▶ TEXTE FOURNI

● ● ● ● ● ● ●

France Bhattacharya, traductrice de Bengali

France Bhattacharya commence sa carrière de traductrice de littérature bengalie quand elle vit à Delhi et, dès le début, le processus est simple : elle propose aux éditeurs un livre quand elle l’a déjà traduit, car de fait, un éditeur ne peut pas juger de la qualité d’un livre écrit dans une langue dont il ignore tout, même son alphabet.

La traduction de la langue bengalie ne lui pose pas de problème notable. Pour des textes anciens, il suffit de se former comme en français pour transcrire le français médiéval. C’est la restitution du contexte culturel qui est souvent plus difficile et pour chaque roman, elle joint un note explicative afin d’aider à la compréhension du texte.

Elle a traduit 14 livres en français, en voici 7 dans l'ordre de parution chronologique :

La complainte du sentier

 

couverture du livre la complainte du sentier de Bibhouti Banerjee

 

Pather Panchali 1929

Bibhouti Bhoushan BANERJI

Ed Gallimard /Unesco 1969

L’imaginaire Gallimard + CD Film 2008

Ce roman, largement autobiographique, raconte l’histoire d’Apu et de sa famille qui habitent un village pauvre du Bengale. C’est une plongée à la fois dans le monde de l’enfance et dans celui de l’Inde rurale. Pour France Bhattacharya, la richesse de la sensibilité et la beauté de son écriture font de Bibouthi Bhousan Banerji un des plus grands écrivains bengalis du XX° siècle.

Adapté en 1955 par Satyajit Ray, le film éponyme a été primé au Festival de Cannes en 1956.

● ● ● ● ● ● ●

▶ DONNÉES FOURNIES
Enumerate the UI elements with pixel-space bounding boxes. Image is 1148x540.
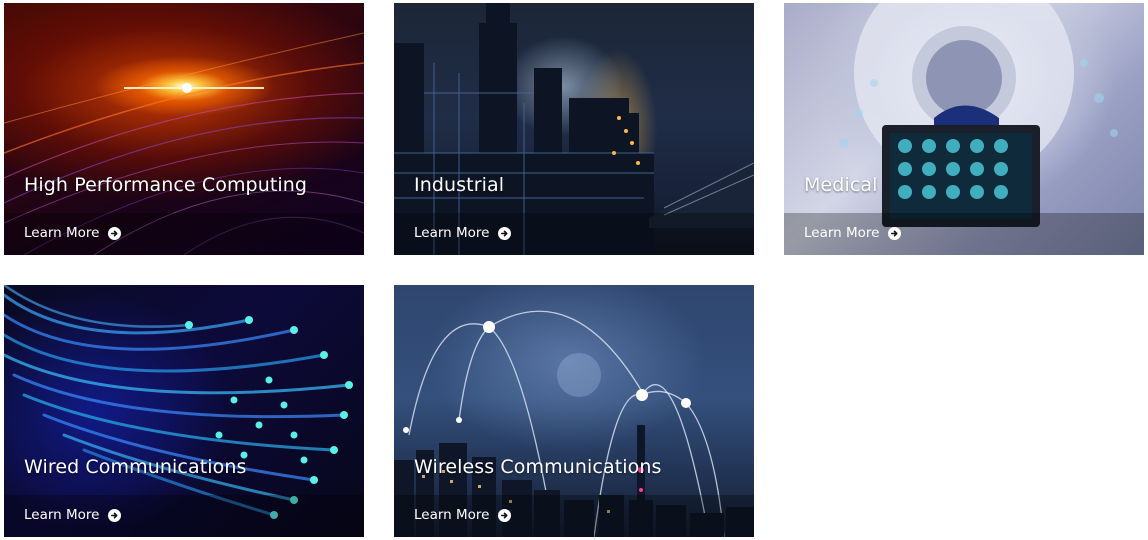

● ● ● ● ● ● ●

Recopiez le passage du texte fourni qui s'ouvre sur les mots "Bibhouti Bhoushan BANERJI" et se termine par "du XX° siècle.", en remplaçant "village" par "hameau".

▶ RÉPONSE RÉDIGÉE
Bibhouti Bhoushan BANERJI

Ed Gallimard /Unesco 1969

L’imaginaire Gallimard + CD Film 2008

Ce roman, largement autobiographique, raconte l’histoire d’Apu et de sa famille qui habitent un hameau pauvre du Bengale. C’est une plongée à la fois dans le monde de l’enfance et dans celui de l’Inde rurale. Pour France Bhattacharya, la richesse de la sensibilité et la beauté de son écriture font de Bibouthi Bhousan Banerji un des plus grands écrivains bengalis du XX° siècle.